With the line containing "What data populates" as the first line and the last line of the records as the final one, reproduce that range exactly.

● EXTRACTED ENTRIES:
--------------------
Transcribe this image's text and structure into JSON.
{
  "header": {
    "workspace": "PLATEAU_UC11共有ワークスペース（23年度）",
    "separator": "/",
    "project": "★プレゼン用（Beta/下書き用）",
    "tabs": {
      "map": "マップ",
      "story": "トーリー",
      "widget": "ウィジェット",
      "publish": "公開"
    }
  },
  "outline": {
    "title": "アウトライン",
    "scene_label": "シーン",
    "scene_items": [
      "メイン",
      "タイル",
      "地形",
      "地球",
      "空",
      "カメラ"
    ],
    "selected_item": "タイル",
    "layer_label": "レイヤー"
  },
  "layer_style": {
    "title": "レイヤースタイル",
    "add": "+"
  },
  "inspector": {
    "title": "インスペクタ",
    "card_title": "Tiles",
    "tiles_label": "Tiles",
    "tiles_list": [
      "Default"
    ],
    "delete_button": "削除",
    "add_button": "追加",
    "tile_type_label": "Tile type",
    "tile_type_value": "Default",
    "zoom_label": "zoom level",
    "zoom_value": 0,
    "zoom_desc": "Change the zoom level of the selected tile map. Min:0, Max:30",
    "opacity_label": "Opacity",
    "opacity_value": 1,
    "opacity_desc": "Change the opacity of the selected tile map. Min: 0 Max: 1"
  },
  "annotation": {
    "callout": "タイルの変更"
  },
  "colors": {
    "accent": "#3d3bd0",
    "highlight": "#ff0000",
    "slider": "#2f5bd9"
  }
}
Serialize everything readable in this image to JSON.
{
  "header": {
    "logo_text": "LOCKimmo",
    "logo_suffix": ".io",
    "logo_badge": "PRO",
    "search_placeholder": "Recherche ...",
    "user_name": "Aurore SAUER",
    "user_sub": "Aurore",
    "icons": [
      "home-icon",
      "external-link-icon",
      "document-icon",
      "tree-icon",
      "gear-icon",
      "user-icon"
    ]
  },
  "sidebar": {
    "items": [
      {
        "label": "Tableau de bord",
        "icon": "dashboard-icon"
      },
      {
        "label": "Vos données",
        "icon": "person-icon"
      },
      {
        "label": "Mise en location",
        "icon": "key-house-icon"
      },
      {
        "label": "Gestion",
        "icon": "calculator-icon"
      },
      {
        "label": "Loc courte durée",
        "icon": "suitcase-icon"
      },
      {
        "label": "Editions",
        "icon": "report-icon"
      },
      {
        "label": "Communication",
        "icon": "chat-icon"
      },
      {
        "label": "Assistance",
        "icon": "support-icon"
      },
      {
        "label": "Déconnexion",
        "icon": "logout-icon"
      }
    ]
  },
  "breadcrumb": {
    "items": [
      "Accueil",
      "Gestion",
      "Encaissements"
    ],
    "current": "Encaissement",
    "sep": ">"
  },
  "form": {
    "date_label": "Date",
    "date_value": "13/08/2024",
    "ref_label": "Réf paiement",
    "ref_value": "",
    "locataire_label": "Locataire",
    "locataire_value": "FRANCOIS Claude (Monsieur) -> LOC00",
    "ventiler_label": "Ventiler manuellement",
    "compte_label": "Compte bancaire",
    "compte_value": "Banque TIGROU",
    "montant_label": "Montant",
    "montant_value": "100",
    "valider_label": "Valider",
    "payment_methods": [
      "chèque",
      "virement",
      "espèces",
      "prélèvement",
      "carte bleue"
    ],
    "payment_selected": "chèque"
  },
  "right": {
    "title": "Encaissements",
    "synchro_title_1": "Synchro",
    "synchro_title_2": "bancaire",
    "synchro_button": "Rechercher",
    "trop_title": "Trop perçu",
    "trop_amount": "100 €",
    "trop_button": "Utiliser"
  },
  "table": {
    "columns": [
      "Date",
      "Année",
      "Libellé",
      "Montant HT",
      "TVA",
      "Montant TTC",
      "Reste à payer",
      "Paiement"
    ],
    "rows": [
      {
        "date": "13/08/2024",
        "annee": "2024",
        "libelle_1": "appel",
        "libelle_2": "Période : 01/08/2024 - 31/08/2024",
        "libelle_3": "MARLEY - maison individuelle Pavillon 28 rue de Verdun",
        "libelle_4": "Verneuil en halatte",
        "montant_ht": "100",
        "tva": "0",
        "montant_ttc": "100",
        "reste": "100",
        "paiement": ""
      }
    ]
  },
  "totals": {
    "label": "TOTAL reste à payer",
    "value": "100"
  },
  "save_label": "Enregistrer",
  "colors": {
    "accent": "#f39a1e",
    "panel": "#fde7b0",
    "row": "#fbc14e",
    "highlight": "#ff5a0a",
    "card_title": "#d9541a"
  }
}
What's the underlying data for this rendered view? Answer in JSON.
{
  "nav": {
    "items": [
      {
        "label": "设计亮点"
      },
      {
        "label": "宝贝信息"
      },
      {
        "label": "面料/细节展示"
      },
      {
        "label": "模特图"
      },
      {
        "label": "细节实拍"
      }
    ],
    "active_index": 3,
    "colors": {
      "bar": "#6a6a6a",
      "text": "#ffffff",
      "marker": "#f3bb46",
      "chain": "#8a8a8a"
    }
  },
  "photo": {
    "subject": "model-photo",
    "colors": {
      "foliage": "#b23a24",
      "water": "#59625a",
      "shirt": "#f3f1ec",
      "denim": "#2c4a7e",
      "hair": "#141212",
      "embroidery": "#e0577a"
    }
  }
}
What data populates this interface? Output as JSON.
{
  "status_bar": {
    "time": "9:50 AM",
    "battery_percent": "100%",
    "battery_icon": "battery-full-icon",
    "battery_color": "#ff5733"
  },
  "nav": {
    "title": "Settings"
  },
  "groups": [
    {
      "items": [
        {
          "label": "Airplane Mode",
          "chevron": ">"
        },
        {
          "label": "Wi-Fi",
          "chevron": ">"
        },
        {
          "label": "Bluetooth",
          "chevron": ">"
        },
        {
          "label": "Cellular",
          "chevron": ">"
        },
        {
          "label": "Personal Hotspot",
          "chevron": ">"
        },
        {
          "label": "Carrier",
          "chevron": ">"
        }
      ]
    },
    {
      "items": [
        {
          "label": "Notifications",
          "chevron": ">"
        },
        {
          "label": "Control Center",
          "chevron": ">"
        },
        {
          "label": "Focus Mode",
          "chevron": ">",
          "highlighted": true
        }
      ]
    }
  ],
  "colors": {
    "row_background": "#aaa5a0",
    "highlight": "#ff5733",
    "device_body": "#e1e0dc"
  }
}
--------------------
● ANSWER IN FULL:
What data populates this interface? Output as JSON.
{
  "status_bar": {
    "time": "9:50 AM",
    "battery_percent": "100%",
    "battery_icon": "battery-full-icon",
    "battery_color": "#ff5733"
  },
  "nav": {
    "title": "Settings"
  },
  "groups": [
    {
      "items": [
        {
          "label": "Airplane Mode",
          "chevron": ">"
        },
        {
          "label": "Wi-Fi",
          "chevron": ">"
        },
        {
          "label": "Bluetooth",
          "chevron": ">"
        },
        {
          "label": "Cellular",
          "chevron": ">"
        },
        {
          "label": "Personal Hotspot",
          "chevron": ">"
        },
        {
          "label": "Carrier",
          "chevron": ">"
        }
      ]
    },
    {
      "items": [
        {
          "label": "Notifications",
          "chevron": ">"
        },
        {
          "label": "Control Center",
          "chevron": ">"
        },
        {
          "label": "Focus Mode",
          "chevron": ">",
          "highlighted": true
        }
      ]
    }
  ],
  "colors": {
    "row_background": "#aaa5a0",
    "highlight": "#ff5733",
    "device_body": "#e1e0dc"
  }
}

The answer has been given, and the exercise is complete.